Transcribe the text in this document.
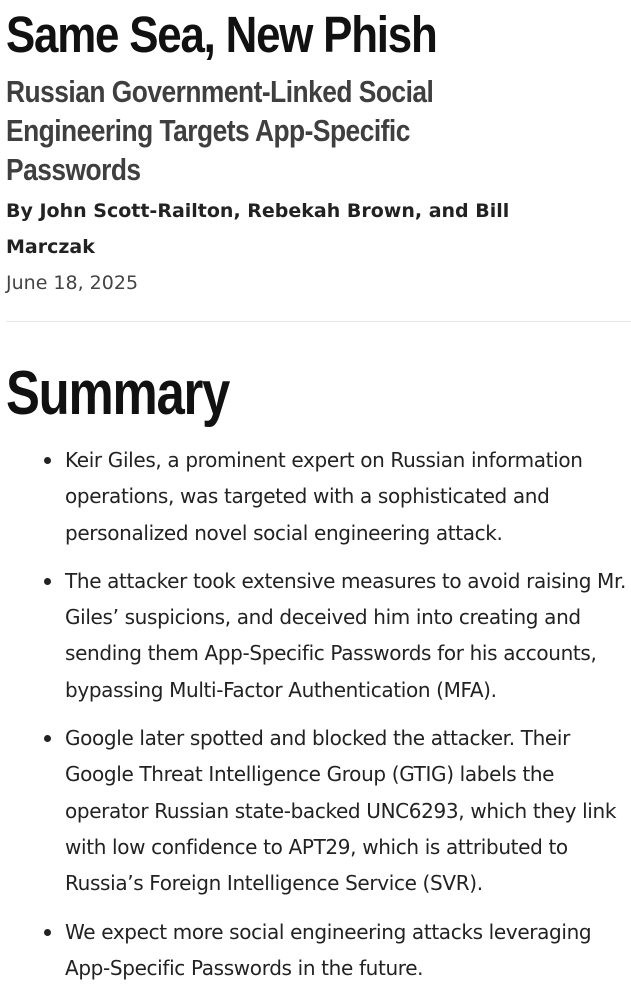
Same Sea, New Phish
Russian Government-Linked Social Engineering Targets App-Specific Passwords

By John Scott-Railton, Rebekah Brown, and Bill Marczak

June 18, 2025

Summary
Keir Giles, a prominent expert on Russian information operations, was targeted with a sophisticated and personalized novel social engineering attack.
The attacker took extensive measures to avoid raising Mr. Giles’ suspicions, and deceived him into creating and sending them App-Specific Passwords for his accounts, bypassing Multi-Factor Authentication (MFA).
Google later spotted and blocked the attacker. Their Google Threat Intelligence Group (GTIG) labels the operator Russian state-backed UNC6293, which they link with low confidence to APT29, which is attributed to Russia’s Foreign Intelligence Service (SVR).
We expect more social engineering attacks leveraging App-Specific Passwords in the future.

- - - -

EXERCISE DETAILS = Lines that include the word "with" are to be extracted from the data above.

SOLUTION =
Keir Giles, a prominent expert on Russian information operations, was targeted with a sophisticated and personalized novel social engineering attack.
Google later spotted and blocked the attacker. Their Google Threat Intelligence Group (GTIG) labels the operator Russian state-backed UNC6293, which they link with low confidence to APT29, which is attributed to Russia’s Foreign Intelligence Service (SVR).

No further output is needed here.